◆ Instructions for the task ◆
Return every record verbatim.

◆ Records for processing ◆

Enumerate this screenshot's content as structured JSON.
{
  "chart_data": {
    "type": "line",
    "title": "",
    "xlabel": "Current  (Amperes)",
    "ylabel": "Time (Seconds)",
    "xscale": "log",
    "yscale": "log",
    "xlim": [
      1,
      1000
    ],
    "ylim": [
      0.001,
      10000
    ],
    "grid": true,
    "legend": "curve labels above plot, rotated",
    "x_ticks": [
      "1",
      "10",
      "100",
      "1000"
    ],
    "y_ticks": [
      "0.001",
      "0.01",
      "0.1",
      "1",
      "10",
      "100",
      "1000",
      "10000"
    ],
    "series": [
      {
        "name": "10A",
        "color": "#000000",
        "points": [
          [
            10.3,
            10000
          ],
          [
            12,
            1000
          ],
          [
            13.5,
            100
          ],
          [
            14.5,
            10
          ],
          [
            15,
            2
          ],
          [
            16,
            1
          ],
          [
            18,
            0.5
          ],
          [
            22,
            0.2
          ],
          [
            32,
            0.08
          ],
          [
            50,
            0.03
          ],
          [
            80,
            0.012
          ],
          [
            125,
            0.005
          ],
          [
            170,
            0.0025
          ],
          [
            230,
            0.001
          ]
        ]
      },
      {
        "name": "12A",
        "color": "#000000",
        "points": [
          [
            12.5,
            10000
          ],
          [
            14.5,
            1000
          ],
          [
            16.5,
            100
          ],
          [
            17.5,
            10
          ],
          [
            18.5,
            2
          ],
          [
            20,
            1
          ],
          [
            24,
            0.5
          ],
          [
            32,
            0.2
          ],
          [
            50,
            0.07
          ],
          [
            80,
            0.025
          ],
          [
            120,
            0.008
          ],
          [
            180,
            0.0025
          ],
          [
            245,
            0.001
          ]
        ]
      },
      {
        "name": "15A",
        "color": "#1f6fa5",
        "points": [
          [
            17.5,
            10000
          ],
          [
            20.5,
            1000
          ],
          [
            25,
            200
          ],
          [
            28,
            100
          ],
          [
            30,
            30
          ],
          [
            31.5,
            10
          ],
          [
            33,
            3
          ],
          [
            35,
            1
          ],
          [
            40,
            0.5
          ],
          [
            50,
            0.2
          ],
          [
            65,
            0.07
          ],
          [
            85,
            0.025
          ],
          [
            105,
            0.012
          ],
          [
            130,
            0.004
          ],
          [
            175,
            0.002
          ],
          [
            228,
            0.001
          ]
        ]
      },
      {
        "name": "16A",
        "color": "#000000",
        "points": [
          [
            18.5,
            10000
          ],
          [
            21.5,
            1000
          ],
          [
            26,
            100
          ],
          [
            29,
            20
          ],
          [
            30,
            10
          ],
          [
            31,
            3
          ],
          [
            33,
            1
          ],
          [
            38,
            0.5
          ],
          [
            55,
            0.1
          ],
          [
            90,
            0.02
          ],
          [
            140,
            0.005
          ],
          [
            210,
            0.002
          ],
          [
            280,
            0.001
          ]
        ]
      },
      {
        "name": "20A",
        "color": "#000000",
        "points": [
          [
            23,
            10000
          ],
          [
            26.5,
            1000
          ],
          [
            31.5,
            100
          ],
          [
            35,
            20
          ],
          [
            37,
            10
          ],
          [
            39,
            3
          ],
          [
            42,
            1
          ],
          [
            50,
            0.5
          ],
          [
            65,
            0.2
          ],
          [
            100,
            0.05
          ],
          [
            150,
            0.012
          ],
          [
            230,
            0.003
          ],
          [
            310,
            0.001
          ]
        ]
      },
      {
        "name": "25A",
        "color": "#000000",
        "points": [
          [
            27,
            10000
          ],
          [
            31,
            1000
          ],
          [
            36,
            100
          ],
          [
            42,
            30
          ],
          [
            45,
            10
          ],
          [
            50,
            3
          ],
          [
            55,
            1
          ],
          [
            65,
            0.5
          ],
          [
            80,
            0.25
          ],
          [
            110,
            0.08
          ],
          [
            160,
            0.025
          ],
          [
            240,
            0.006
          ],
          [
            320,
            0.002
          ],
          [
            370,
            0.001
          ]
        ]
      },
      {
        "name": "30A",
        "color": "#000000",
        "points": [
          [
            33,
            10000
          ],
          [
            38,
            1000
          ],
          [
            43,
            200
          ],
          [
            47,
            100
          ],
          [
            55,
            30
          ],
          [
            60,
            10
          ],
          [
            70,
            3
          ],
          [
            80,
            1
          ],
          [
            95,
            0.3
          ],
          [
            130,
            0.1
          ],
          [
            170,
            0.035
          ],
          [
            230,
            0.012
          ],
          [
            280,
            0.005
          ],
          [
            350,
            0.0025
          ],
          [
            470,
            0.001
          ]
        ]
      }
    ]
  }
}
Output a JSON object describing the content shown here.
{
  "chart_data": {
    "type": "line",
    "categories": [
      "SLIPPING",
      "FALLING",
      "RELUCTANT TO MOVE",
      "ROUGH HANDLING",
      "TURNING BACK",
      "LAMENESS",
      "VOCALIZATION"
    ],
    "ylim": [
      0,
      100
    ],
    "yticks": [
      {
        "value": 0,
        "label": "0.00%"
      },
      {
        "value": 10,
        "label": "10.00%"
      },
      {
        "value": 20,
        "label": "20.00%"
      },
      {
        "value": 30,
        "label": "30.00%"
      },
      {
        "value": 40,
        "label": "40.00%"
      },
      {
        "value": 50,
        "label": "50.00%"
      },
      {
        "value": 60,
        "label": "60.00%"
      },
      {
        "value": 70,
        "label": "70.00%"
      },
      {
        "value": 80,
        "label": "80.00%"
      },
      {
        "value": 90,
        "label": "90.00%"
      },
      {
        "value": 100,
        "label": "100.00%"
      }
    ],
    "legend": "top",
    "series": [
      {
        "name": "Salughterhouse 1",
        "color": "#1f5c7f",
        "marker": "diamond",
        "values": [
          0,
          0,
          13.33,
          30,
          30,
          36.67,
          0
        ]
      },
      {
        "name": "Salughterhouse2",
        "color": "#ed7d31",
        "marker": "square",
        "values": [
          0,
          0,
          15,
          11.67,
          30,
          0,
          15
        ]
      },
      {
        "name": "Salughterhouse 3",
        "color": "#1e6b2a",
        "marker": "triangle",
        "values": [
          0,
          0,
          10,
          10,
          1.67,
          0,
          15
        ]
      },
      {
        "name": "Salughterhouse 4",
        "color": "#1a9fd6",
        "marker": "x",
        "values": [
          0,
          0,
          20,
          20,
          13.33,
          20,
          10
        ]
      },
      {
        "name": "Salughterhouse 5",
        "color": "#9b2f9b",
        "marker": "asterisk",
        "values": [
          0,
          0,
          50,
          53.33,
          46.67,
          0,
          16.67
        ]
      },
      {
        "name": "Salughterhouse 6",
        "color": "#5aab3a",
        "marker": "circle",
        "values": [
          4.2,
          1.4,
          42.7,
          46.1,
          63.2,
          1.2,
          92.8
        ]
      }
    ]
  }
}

◆ Complete response ◆
Enumerate this screenshot's content as structured JSON.
{
  "chart_data": {
    "type": "line",
    "title": "",
    "xlabel": "Current  (Amperes)",
    "ylabel": "Time (Seconds)",
    "xscale": "log",
    "yscale": "log",
    "xlim": [
      1,
      1000
    ],
    "ylim": [
      0.001,
      10000
    ],
    "grid": true,
    "legend": "curve labels above plot, rotated",
    "x_ticks": [
      "1",
      "10",
      "100",
      "1000"
    ],
    "y_ticks": [
      "0.001",
      "0.01",
      "0.1",
      "1",
      "10",
      "100",
      "1000",
      "10000"
    ],
    "series": [
      {
        "name": "10A",
        "color": "#000000",
        "points": [
          [
            10.3,
            10000
          ],
          [
            12,
            1000
          ],
          [
            13.5,
            100
          ],
          [
            14.5,
            10
          ],
          [
            15,
            2
          ],
          [
            16,
            1
          ],
          [
            18,
            0.5
          ],
          [
            22,
            0.2
          ],
          [
            32,
            0.08
          ],
          [
            50,
            0.03
          ],
          [
            80,
            0.012
          ],
          [
            125,
            0.005
          ],
          [
            170,
            0.0025
          ],
          [
            230,
            0.001
          ]
        ]
      },
      {
        "name": "12A",
        "color": "#000000",
        "points": [
          [
            12.5,
            10000
          ],
          [
            14.5,
            1000
          ],
          [
            16.5,
            100
          ],
          [
            17.5,
            10
          ],
          [
            18.5,
            2
          ],
          [
            20,
            1
          ],
          [
            24,
            0.5
          ],
          [
            32,
            0.2
          ],
          [
            50,
            0.07
          ],
          [
            80,
            0.025
          ],
          [
            120,
            0.008
          ],
          [
            180,
            0.0025
          ],
          [
            245,
            0.001
          ]
        ]
      },
      {
        "name": "15A",
        "color": "#1f6fa5",
        "points": [
          [
            17.5,
            10000
          ],
          [
            20.5,
            1000
          ],
          [
            25,
            200
          ],
          [
            28,
            100
          ],
          [
            30,
            30
          ],
          [
            31.5,
            10
          ],
          [
            33,
            3
          ],
          [
            35,
            1
          ],
          [
            40,
            0.5
          ],
          [
            50,
            0.2
          ],
          [
            65,
            0.07
          ],
          [
            85,
            0.025
          ],
          [
            105,
            0.012
          ],
          [
            130,
            0.004
          ],
          [
            175,
            0.002
          ],
          [
            228,
            0.001
          ]
        ]
      },
      {
        "name": "16A",
        "color": "#000000",
        "points": [
          [
            18.5,
            10000
          ],
          [
            21.5,
            1000
          ],
          [
            26,
            100
          ],
          [
            29,
            20
          ],
          [
            30,
            10
          ],
          [
            31,
            3
          ],
          [
            33,
            1
          ],
          [
            38,
            0.5
          ],
          [
            55,
            0.1
          ],
          [
            90,
            0.02
          ],
          [
            140,
            0.005
          ],
          [
            210,
            0.002
          ],
          [
            280,
            0.001
          ]
        ]
      },
      {
        "name": "20A",
        "color": "#000000",
        "points": [
          [
            23,
            10000
          ],
          [
            26.5,
            1000
          ],
          [
            31.5,
            100
          ],
          [
            35,
            20
          ],
          [
            37,
            10
          ],
          [
            39,
            3
          ],
          [
            42,
            1
          ],
          [
            50,
            0.5
          ],
          [
            65,
            0.2
          ],
          [
            100,
            0.05
          ],
          [
            150,
            0.012
          ],
          [
            230,
            0.003
          ],
          [
            310,
            0.001
          ]
        ]
      },
      {
        "name": "25A",
        "color": "#000000",
        "points": [
          [
            27,
            10000
          ],
          [
            31,
            1000
          ],
          [
            36,
            100
          ],
          [
            42,
            30
          ],
          [
            45,
            10
          ],
          [
            50,
            3
          ],
          [
            55,
            1
          ],
          [
            65,
            0.5
          ],
          [
            80,
            0.25
          ],
          [
            110,
            0.08
          ],
          [
            160,
            0.025
          ],
          [
            240,
            0.006
          ],
          [
            320,
            0.002
          ],
          [
            370,
            0.001
          ]
        ]
      },
      {
        "name": "30A",
        "color": "#000000",
        "points": [
          [
            33,
            10000
          ],
          [
            38,
            1000
          ],
          [
            43,
            200
          ],
          [
            47,
            100
          ],
          [
            55,
            30
          ],
          [
            60,
            10
          ],
          [
            70,
            3
          ],
          [
            80,
            1
          ],
          [
            95,
            0.3
          ],
          [
            130,
            0.1
          ],
          [
            170,
            0.035
          ],
          [
            230,
            0.012
          ],
          [
            280,
            0.005
          ],
          [
            350,
            0.0025
          ],
          [
            470,
            0.001
          ]
        ]
      }
    ]
  }
}
Output a JSON object describing the content shown here.
{
  "chart_data": {
    "type": "line",
    "categories": [
      "SLIPPING",
      "FALLING",
      "RELUCTANT TO MOVE",
      "ROUGH HANDLING",
      "TURNING BACK",
      "LAMENESS",
      "VOCALIZATION"
    ],
    "ylim": [
      0,
      100
    ],
    "yticks": [
      {
        "value": 0,
        "label": "0.00%"
      },
      {
        "value": 10,
        "label": "10.00%"
      },
      {
        "value": 20,
        "label": "20.00%"
      },
      {
        "value": 30,
        "label": "30.00%"
      },
      {
        "value": 40,
        "label": "40.00%"
      },
      {
        "value": 50,
        "label": "50.00%"
      },
      {
        "value": 60,
        "label": "60.00%"
      },
      {
        "value": 70,
        "label": "70.00%"
      },
      {
        "value": 80,
        "label": "80.00%"
      },
      {
        "value": 90,
        "label": "90.00%"
      },
      {
        "value": 100,
        "label": "100.00%"
      }
    ],
    "legend": "top",
    "series": [
      {
        "name": "Salughterhouse 1",
        "color": "#1f5c7f",
        "marker": "diamond",
        "values": [
          0,
          0,
          13.33,
          30,
          30,
          36.67,
          0
        ]
      },
      {
        "name": "Salughterhouse2",
        "color": "#ed7d31",
        "marker": "square",
        "values": [
          0,
          0,
          15,
          11.67,
          30,
          0,
          15
        ]
      },
      {
        "name": "Salughterhouse 3",
        "color": "#1e6b2a",
        "marker": "triangle",
        "values": [
          0,
          0,
          10,
          10,
          1.67,
          0,
          15
        ]
      },
      {
        "name": "Salughterhouse 4",
        "color": "#1a9fd6",
        "marker": "x",
        "values": [
          0,
          0,
          20,
          20,
          13.33,
          20,
          10
        ]
      },
      {
        "name": "Salughterhouse 5",
        "color": "#9b2f9b",
        "marker": "asterisk",
        "values": [
          0,
          0,
          50,
          53.33,
          46.67,
          0,
          16.67
        ]
      },
      {
        "name": "Salughterhouse 6",
        "color": "#5aab3a",
        "marker": "circle",
        "values": [
          4.2,
          1.4,
          42.7,
          46.1,
          63.2,
          1.2,
          92.8
        ]
      }
    ]
  }
}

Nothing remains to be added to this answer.